CONSIGNES>
a – Dans le récit sur la poupée Chérie, d'où vient le nom donné à la poupée ?
b – Prolongez le récit sur la poupée Chérie à partir de sa dernière phrase.

Il y a quelques semaines, il a beaucoup été question de poupées dans certains blogs amis...
J'en avais une que j'ai courageusement décidé de jeter quand nous avons vidé la maison familiale, mon frère et moi, après la mort de Maman. Elle était borgne et unijambiste, couverte de poussière et de toiles d'araignée.
Deux heures après être repartie pour notre campagne, j'ai appelé mon frère pour le supplier d'aller récupérer Chérie dans l'un des sacs poubelles sur le trottoir...
Chérie, c'était le nom que je lui avais donné, à cause de la chanson "Chérie je t'aime, Chérie je t'adore...".
C'était une petite poupée Bella (pour les nostalgiques...), noire de peau - ce qui était rarissime à l'époque, mais mes parents étaient plutôt non-conformistes, et un peu marginaux. Maman lui avait confectionné un costume de French-Cancan, le même que celui qu'elle m'avait fait pour le gala de danse.
Ce costume était dans une espèce de satinette vert olive pour les blondes, et prune pour les brunes. Je trouvais le prune bien plus joli, mais rien à faire, j'étais blonde ("
déjà?", feraient remarquer mézados...). Une robe à manches ballons, serrée à la taille avec une large jupe "dans le biais" qui faisait joli quand on tournait. Avec un jupon de coton et des froufrous à l'intérieur (puisqu'on soulevait le tout), agrémentés de noeuds de la même couleur que la robe, et une jolie culotte au-dessus de nos collants noirs, avec froufrous et noeuds aussi. Puis un chapeau style XIXe, noué sous le menton avec une espèce de large rebord en corolle autour du visage, dans la même satinette, orné aussi de froufrous avec les mêmes petits noeuds. Une splendeur, quoi... surtout pour une petite fille de 7 ans à peine.
Nous étions donc anti-conformistes, chez moi. Assez, par exemple, pour ne pas avoir la télé ou ne pas aller au cathéchisme. Assez pour que Maman décide, avec les chutes de tissus, de confectionner une robe identique pour Chérie.
Je repense à la réaction du groupe des mères de mes copines de danse, pouffiasses bien pensantes et bien élevées qui fréquentaient la messe et faisaient dans la bienfaisance, connasses de première, elles dont les filles étaient toujours coiffées impeccables et habillées de robes bien repassées et tirées à quatre épingles avec des souliers bien cirés ou vernis... Je repense à leur réaction le jour où, fière comme tout, j'ai ramené ma Chérie avec moi à la répétition...

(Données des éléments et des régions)
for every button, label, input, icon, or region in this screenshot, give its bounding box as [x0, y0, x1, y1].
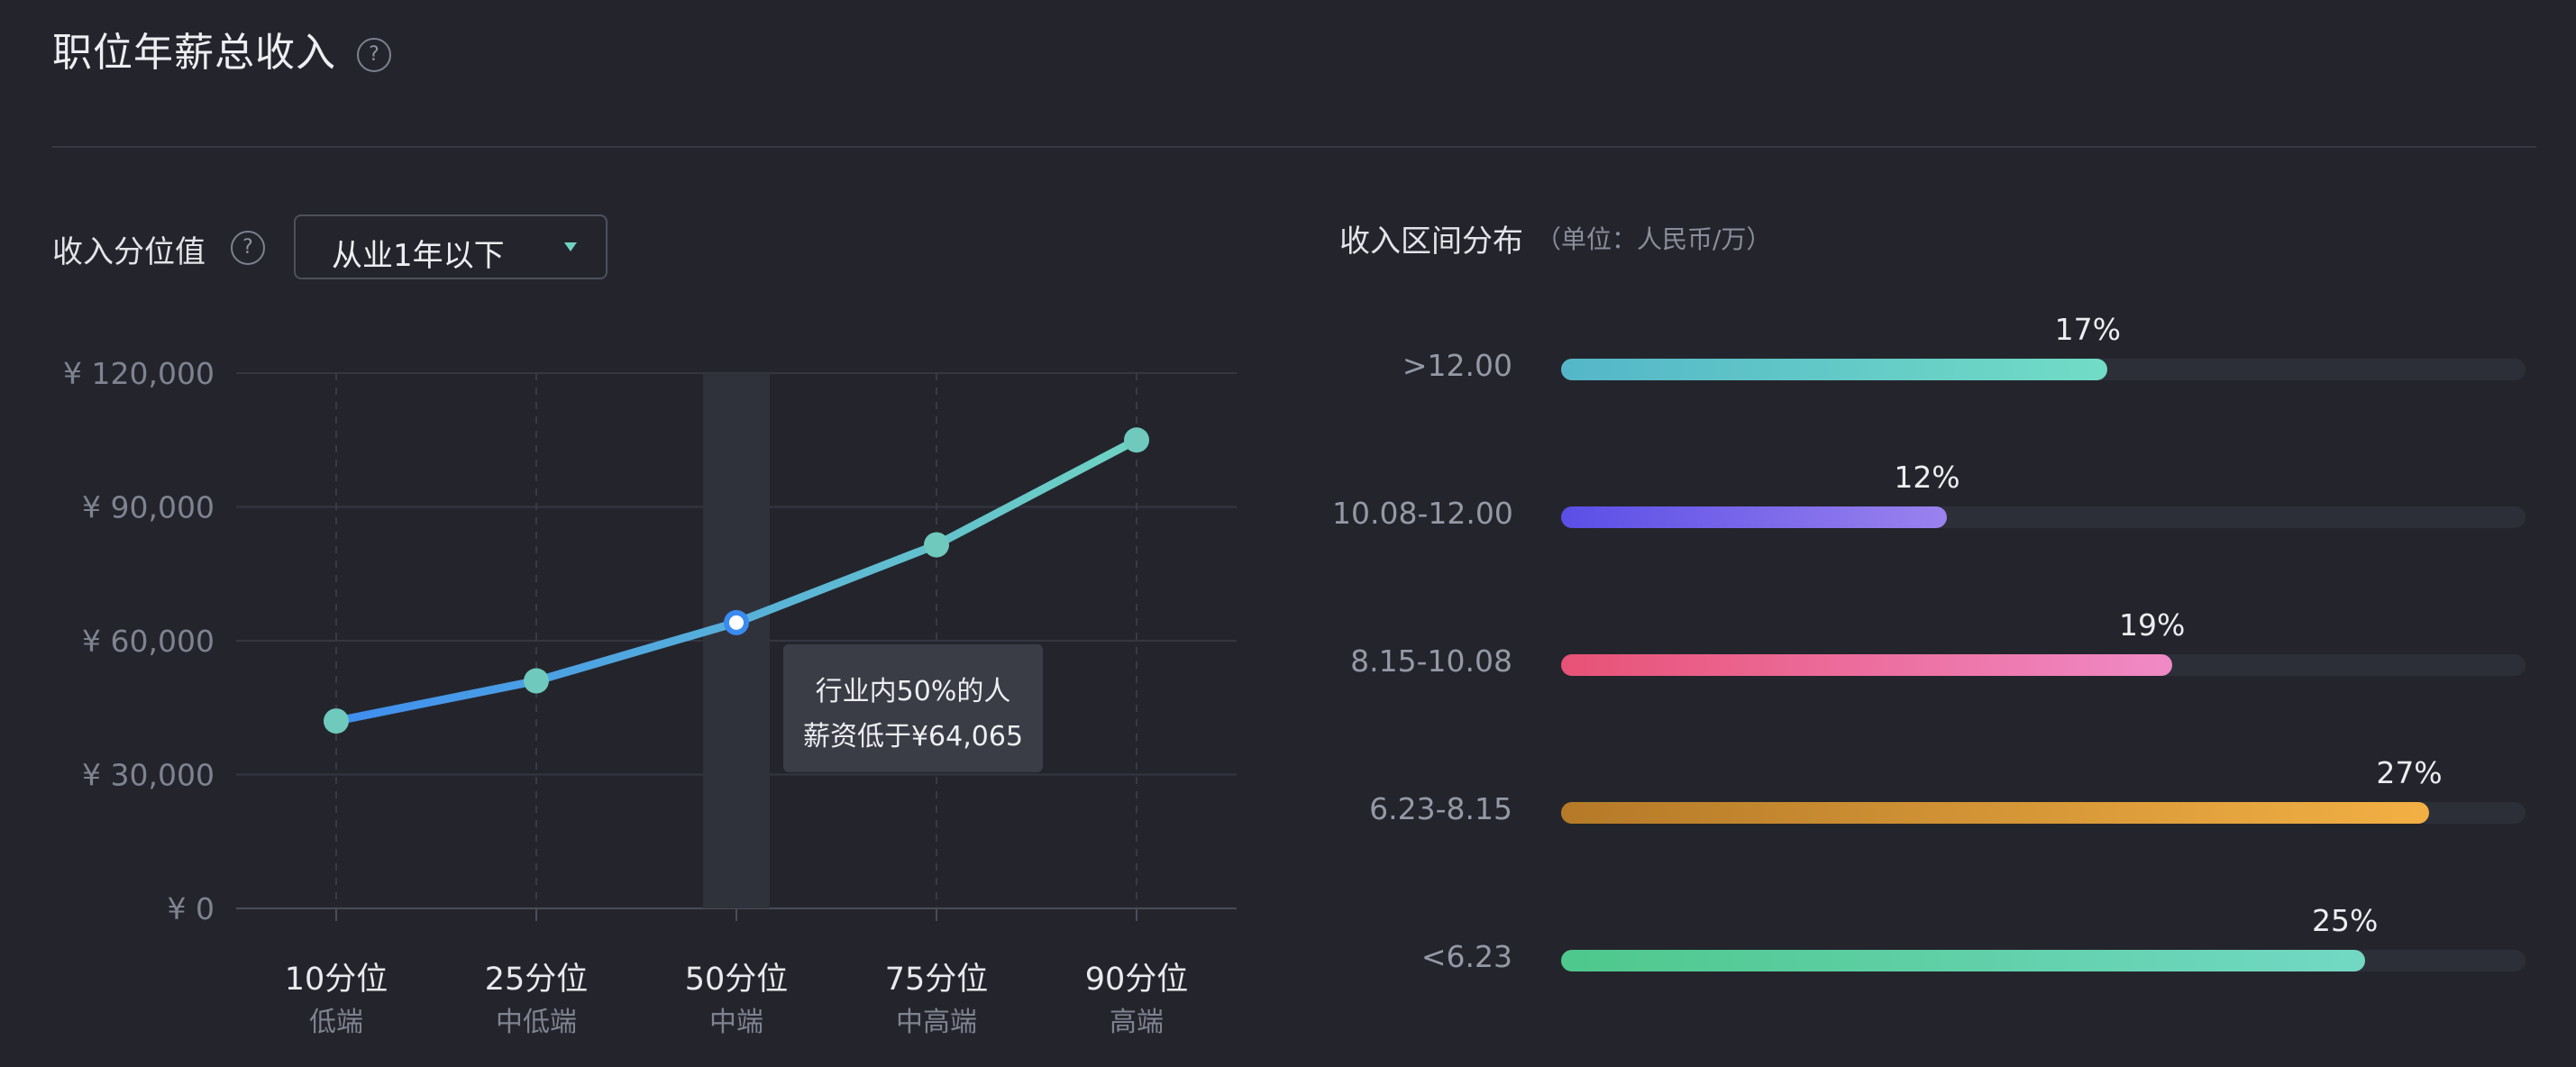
dropdown-selected-value: 从业1年以下 [332, 238, 505, 274]
page-title: 职位年薪总收入 [52, 30, 336, 76]
x-tick-sublabel: 中高端 [896, 1007, 977, 1038]
bar-value-label: 17% [2054, 312, 2122, 347]
x-tick-sublabel: 高端 [1110, 1007, 1164, 1038]
bar-fill [1561, 506, 1947, 528]
bar-fill [1561, 802, 2429, 824]
distribution-title: 收入区间分布 [1339, 223, 1523, 260]
bar-fill [1561, 654, 2172, 676]
bar-row: 6.23-8.15 27% [1339, 755, 2529, 842]
distribution-unit: （单位：人民币/万） [1536, 224, 1772, 254]
bar-fill [1561, 950, 2365, 971]
x-tick-label: 25分位 [485, 962, 589, 998]
bar-value-label: 12% [1894, 460, 1960, 495]
tooltip-box [783, 643, 1043, 772]
tooltip-line-2: 薪资低于¥64,065 [803, 721, 1023, 752]
bar-track: 27% [1561, 755, 2526, 824]
bar-track: 17% [1561, 312, 2526, 380]
bar-track: 19% [1561, 607, 2526, 676]
x-tick-sublabel: 中端 [709, 1007, 763, 1038]
percentile-line-chart: ¥ 0 ¥ 30,000 ¥ 60,000 ¥ 90,000 ¥ 120,000 10分… [63, 356, 1237, 1038]
y-tick-label: ¥ 120,000 [63, 356, 215, 391]
bar-category-label: 6.23-8.15 [1369, 791, 1512, 826]
bar-row: <6.23 25% [1339, 903, 2529, 989]
percentile-section-label: 收入分位值 [52, 234, 206, 270]
bar-row: 8.15-10.08 19% [1339, 607, 2529, 694]
bar-row: 10.08-12.00 12% [1332, 460, 2529, 546]
bar-category-label: >12.00 [1402, 348, 1512, 383]
help-icon[interactable]: ? [357, 38, 391, 72]
data-point [924, 532, 949, 558]
bar-fill [1561, 359, 2108, 380]
bar-track: 12% [1561, 460, 2526, 528]
bar-row: >12.00 17% [1339, 312, 2529, 398]
bar-category-label: <6.23 [1420, 939, 1512, 974]
divider [52, 146, 2536, 148]
experience-dropdown[interactable]: 从业1年以下 [294, 214, 607, 279]
y-tick-label: ¥ 0 [168, 891, 215, 926]
bar-value-label: 25% [2311, 903, 2379, 938]
x-tick-label: 10分位 [285, 962, 388, 998]
x-tick-sublabel: 中低端 [496, 1007, 577, 1038]
y-tick-label: ¥ 90,000 [82, 490, 215, 525]
x-tick-label: 90分位 [1085, 962, 1189, 998]
data-point [1124, 427, 1149, 453]
data-point [324, 708, 349, 734]
x-tick-label: 50分位 [685, 962, 789, 998]
y-tick-label: ¥ 30,000 [82, 758, 215, 793]
x-tick-label: 75分位 [885, 962, 989, 998]
bar-value-label: 27% [2376, 755, 2443, 790]
bar-category-label: 8.15-10.08 [1350, 643, 1512, 679]
y-tick-label: ¥ 60,000 [82, 624, 215, 659]
tooltip-line-1: 行业内50%的人 [816, 676, 1011, 707]
bar-category-label: 10.08-12.00 [1332, 496, 1513, 531]
bar-track: 25% [1561, 903, 2526, 971]
data-point [524, 668, 549, 694]
x-tick-sublabel: 低端 [309, 1007, 363, 1038]
bar-value-label: 19% [2118, 607, 2186, 643]
data-point-highlight-center [729, 615, 744, 630]
chevron-down-icon [564, 242, 577, 251]
percentile-help-icon[interactable]: ? [231, 231, 265, 265]
highlight-band [703, 373, 770, 908]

RÉPONSES PAR TÂCHE>
a – Il vient de la chanson « Chérie je t'aime, Chérie je t'adore... ».

b –
"
Plutôt que de faire une robe pour la poupée, elle aurait pu s'appliquer un peu plus pour faire la robe de sa fille..."
J'étais un peu plus loin, quand ça a été dit. Mais pas trop, pour que j'entende... S'en est suivi un échange sur la façon dont nous étions élevés, mes frères et moi.
Heureusement pour moi, j'avais déjà conscience de notre "marginalité", et je l'ai pris de haut : je les ai royalement méprisées, ces médiocres...
Cet épisode, qui m'était complètement sorti de la tête, m'est revenu, il y a plus de dix ans, alors que je marchais dans la rue avec une belle amie qui me lit, ne commente jamais et se reconnaîtra... C'était l'été, elle avait un chemisier à manches courtes, et la bretelle de son soutien-gorge de satin prune a glissé sur son joli bras... Du satin prune, juste comme celui de la robe des brunes... Le coup de la madeleine que ça m'a fait!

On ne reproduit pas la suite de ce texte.